Exercise directions: Identify each line containing the word "this" and copy it.

(Source data)
____________

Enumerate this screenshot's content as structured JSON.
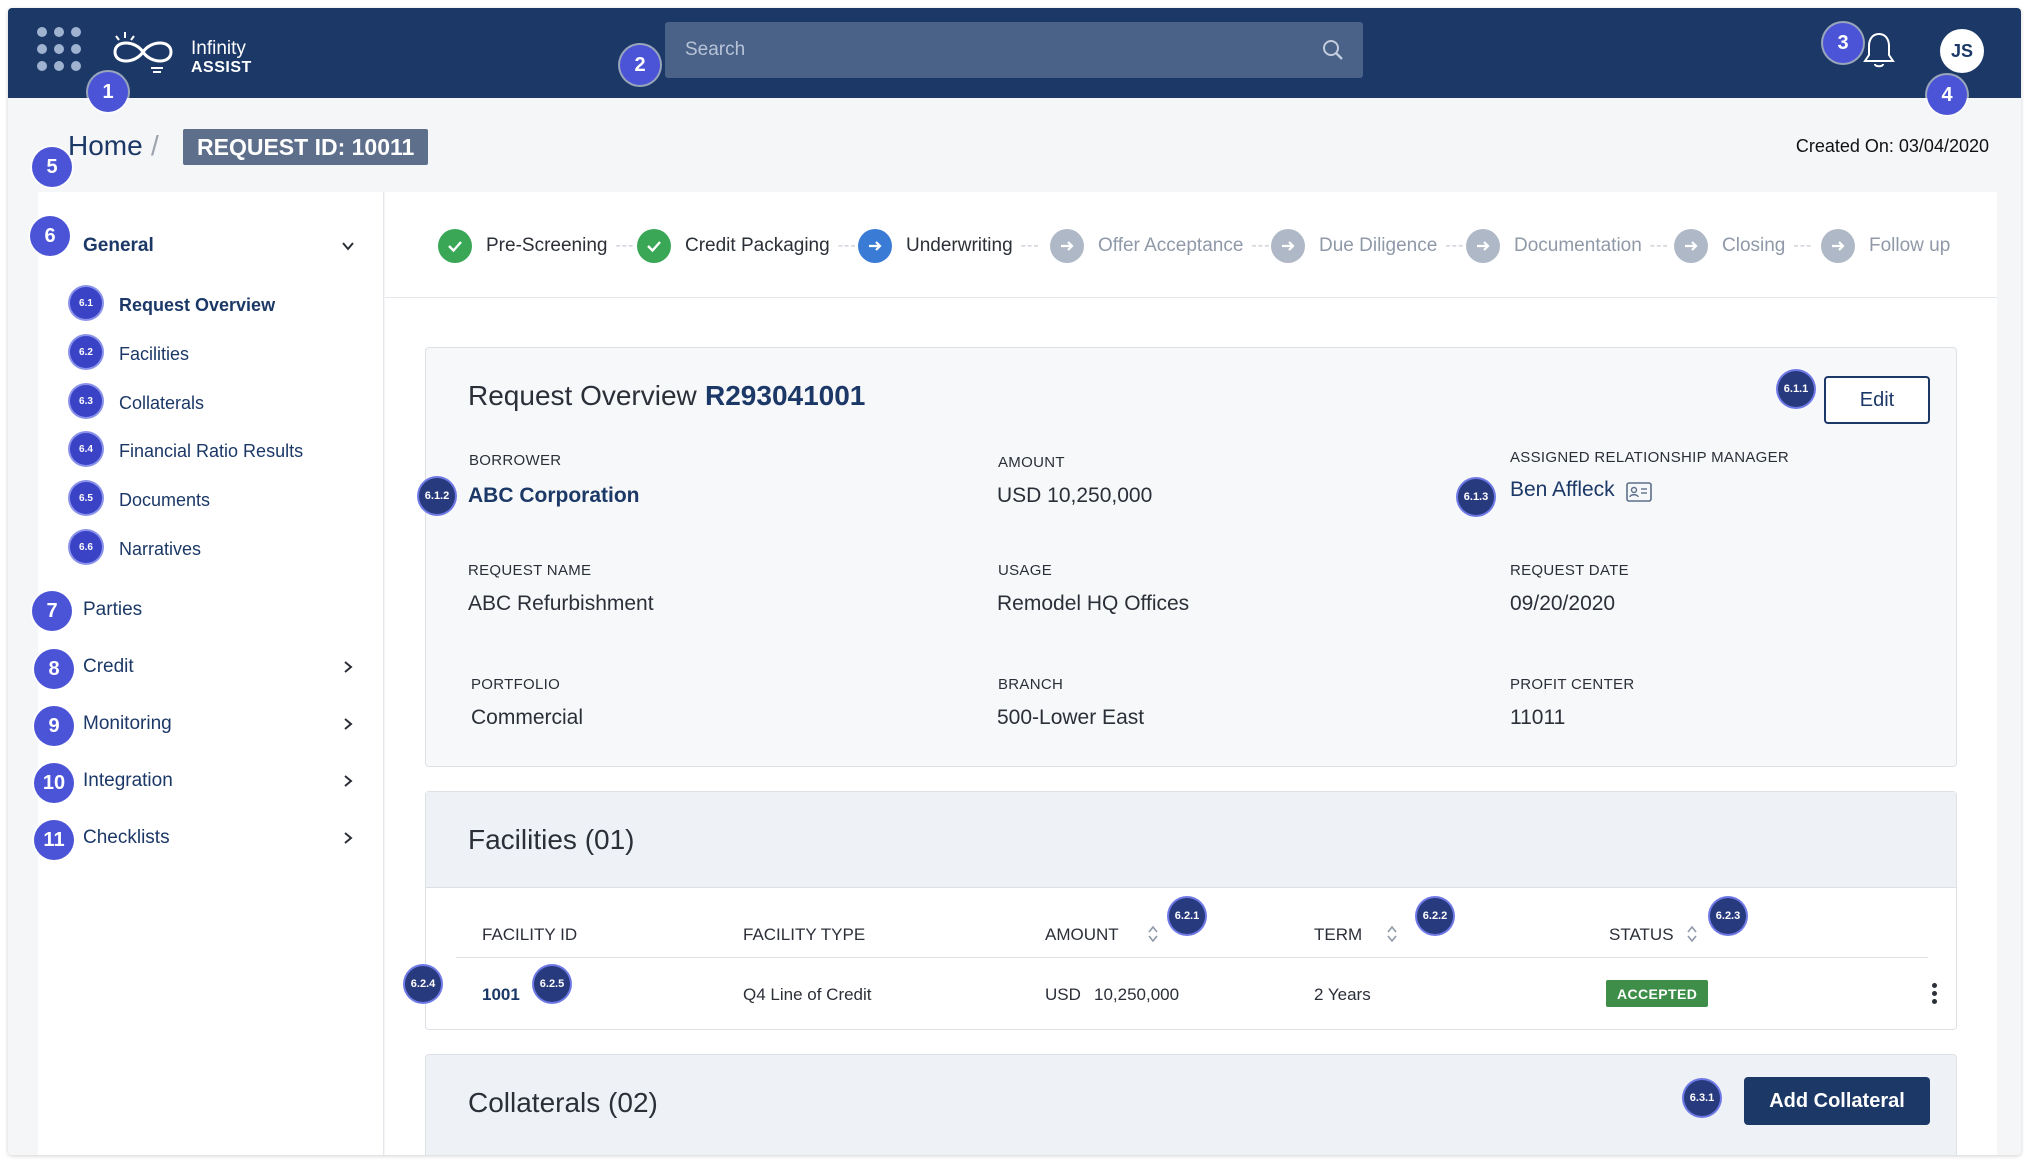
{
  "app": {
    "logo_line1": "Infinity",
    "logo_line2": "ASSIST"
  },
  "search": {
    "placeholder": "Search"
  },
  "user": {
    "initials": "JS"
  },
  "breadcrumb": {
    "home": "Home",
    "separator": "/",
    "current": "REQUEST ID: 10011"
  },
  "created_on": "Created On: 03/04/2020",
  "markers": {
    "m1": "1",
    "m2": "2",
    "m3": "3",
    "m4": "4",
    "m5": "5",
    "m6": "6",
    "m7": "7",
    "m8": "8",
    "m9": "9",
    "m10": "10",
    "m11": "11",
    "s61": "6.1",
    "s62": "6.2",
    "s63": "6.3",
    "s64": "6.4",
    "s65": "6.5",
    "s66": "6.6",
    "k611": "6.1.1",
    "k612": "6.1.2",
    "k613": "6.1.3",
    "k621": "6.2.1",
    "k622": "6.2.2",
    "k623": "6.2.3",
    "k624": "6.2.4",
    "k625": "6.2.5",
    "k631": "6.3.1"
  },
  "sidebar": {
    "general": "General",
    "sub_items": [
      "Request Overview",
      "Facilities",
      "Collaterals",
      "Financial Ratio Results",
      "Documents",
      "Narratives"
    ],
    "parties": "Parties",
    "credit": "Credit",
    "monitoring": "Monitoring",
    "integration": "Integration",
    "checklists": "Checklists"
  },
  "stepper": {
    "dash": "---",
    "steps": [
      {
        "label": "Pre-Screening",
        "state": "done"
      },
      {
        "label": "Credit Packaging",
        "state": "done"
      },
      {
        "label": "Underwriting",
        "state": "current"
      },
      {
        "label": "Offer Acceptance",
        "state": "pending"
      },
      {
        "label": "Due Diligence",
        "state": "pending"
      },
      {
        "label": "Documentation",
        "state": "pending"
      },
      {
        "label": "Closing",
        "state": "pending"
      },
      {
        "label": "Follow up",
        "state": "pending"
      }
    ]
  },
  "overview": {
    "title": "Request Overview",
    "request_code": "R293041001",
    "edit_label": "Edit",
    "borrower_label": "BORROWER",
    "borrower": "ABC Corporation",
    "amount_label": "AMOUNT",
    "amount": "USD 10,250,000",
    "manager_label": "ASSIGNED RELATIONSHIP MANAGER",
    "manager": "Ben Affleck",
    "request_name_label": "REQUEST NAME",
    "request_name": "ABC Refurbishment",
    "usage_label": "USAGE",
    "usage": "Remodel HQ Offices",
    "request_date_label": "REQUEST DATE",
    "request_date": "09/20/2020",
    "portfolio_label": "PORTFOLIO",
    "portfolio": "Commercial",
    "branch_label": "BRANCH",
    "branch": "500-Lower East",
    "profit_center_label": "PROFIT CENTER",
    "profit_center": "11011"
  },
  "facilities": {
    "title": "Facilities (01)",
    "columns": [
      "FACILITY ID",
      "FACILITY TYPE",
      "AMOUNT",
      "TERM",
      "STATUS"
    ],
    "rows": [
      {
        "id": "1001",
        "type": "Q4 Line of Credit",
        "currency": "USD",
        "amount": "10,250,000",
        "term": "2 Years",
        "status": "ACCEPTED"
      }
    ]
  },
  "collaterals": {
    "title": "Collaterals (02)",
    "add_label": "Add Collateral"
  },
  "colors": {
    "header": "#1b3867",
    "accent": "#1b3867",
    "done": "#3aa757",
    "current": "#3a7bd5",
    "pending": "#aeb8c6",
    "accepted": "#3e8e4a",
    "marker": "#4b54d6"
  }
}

____________

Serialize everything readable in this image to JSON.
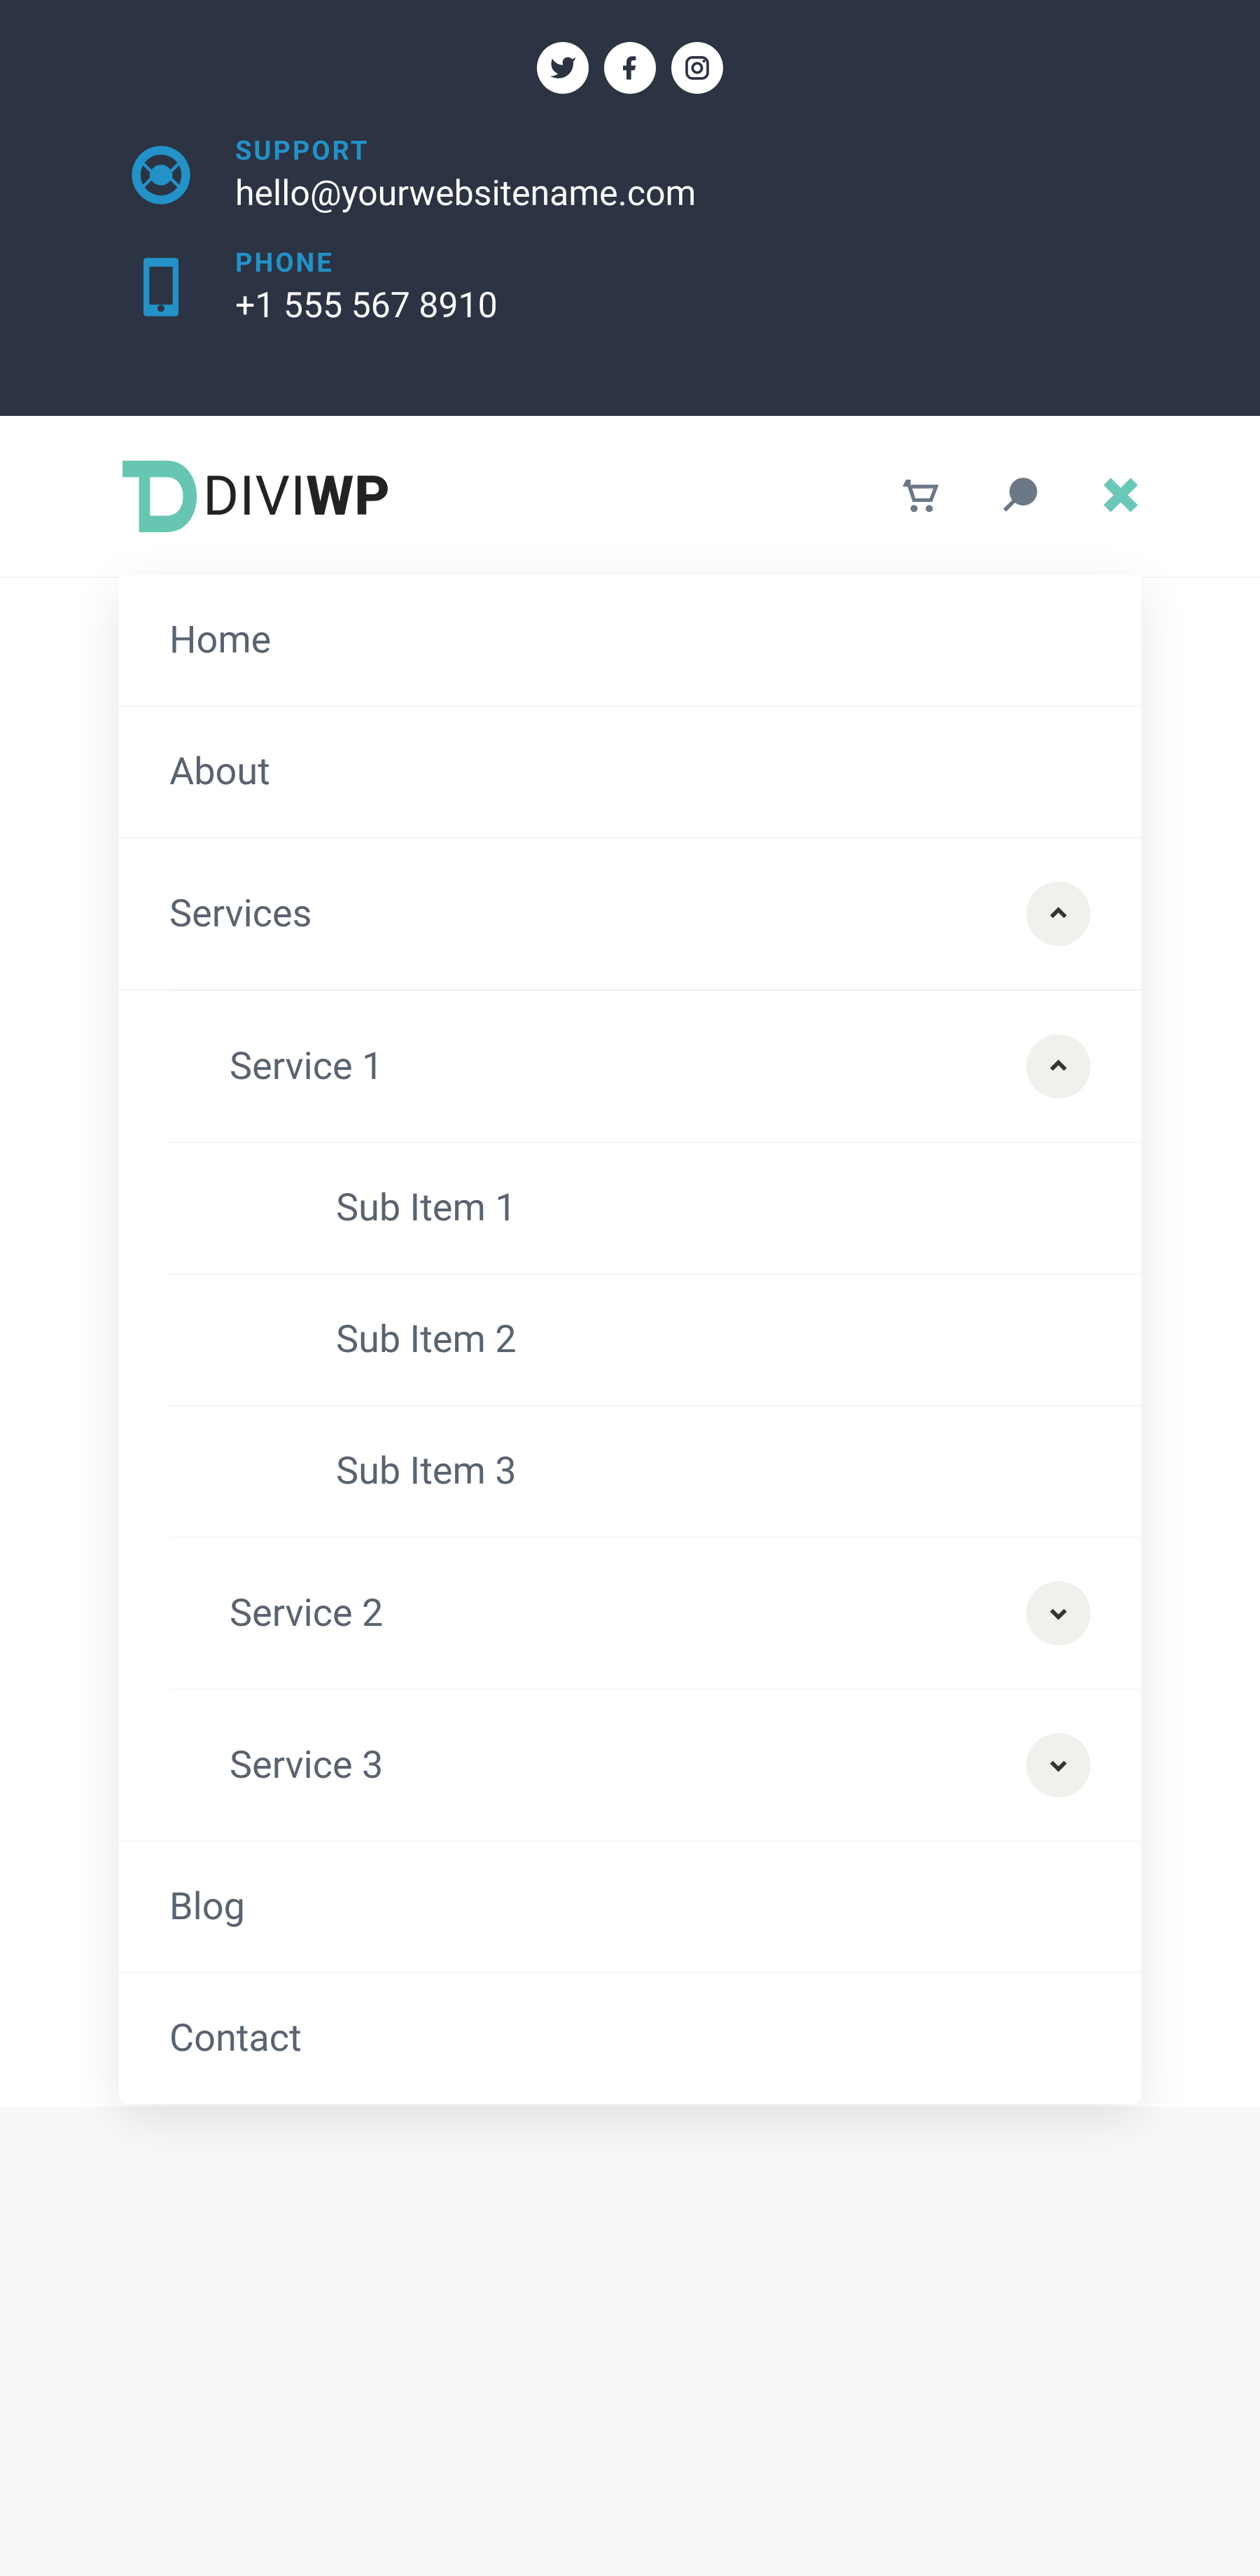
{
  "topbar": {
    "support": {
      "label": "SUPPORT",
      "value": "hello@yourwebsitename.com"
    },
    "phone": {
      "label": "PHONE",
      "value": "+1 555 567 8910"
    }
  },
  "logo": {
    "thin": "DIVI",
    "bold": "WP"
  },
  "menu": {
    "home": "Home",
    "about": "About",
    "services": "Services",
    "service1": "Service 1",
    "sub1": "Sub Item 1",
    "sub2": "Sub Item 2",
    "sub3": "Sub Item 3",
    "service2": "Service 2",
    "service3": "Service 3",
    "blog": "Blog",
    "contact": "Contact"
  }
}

____________

Correct answer:
Enumerate this screenshot's content as structured JSON.
Serialize everything readable in this image to JSON.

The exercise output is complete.